Given problem: Exactly the lines from the one containing "Read this page and output its text content." through the final line of the listing are to be retyped, and nothing more.

Saved data entries:
-- start --

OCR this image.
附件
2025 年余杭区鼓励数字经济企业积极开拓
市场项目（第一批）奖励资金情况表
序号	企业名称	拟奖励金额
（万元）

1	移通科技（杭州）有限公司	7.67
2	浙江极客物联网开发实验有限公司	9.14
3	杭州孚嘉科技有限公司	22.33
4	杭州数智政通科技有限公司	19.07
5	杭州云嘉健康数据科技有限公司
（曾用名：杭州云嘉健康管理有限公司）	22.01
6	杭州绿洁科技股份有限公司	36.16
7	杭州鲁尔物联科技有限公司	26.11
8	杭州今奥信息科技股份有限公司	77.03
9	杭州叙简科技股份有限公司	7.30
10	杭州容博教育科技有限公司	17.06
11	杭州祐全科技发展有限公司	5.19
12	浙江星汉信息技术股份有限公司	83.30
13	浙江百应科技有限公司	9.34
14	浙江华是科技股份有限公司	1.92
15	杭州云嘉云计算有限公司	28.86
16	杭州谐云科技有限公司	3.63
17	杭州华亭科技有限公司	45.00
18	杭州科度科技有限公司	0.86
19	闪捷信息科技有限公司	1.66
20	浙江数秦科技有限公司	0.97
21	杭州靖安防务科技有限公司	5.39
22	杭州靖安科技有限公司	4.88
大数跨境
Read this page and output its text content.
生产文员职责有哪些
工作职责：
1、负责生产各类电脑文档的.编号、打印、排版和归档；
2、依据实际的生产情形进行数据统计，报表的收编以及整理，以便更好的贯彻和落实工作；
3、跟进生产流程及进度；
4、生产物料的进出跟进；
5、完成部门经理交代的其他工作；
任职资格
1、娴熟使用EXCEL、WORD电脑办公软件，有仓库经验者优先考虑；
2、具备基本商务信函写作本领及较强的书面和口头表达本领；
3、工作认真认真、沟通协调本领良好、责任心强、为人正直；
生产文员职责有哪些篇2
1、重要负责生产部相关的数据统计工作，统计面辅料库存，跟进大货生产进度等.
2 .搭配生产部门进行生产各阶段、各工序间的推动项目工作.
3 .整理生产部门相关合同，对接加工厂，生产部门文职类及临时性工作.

-- end --

Response for this exercise:
Read this page and output its text content.
生产文员职责有哪些
工作职责：
1、负责生产各类电脑文档的.编号、打印、排版和归档；
2、依据实际的生产情形进行数据统计，报表的收编以及整理，以便更好的贯彻和落实工作；
3、跟进生产流程及进度；
4、生产物料的进出跟进；
5、完成部门经理交代的其他工作；
任职资格
1、娴熟使用EXCEL、WORD电脑办公软件，有仓库经验者优先考虑；
2、具备基本商务信函写作本领及较强的书面和口头表达本领；
3、工作认真认真、沟通协调本领良好、责任心强、为人正直；
生产文员职责有哪些篇2
1、重要负责生产部相关的数据统计工作，统计面辅料库存，跟进大货生产进度等.
2 .搭配生产部门进行生产各阶段、各工序间的推动项目工作.
3 .整理生产部门相关合同，对接加工厂，生产部门文职类及临时性工作.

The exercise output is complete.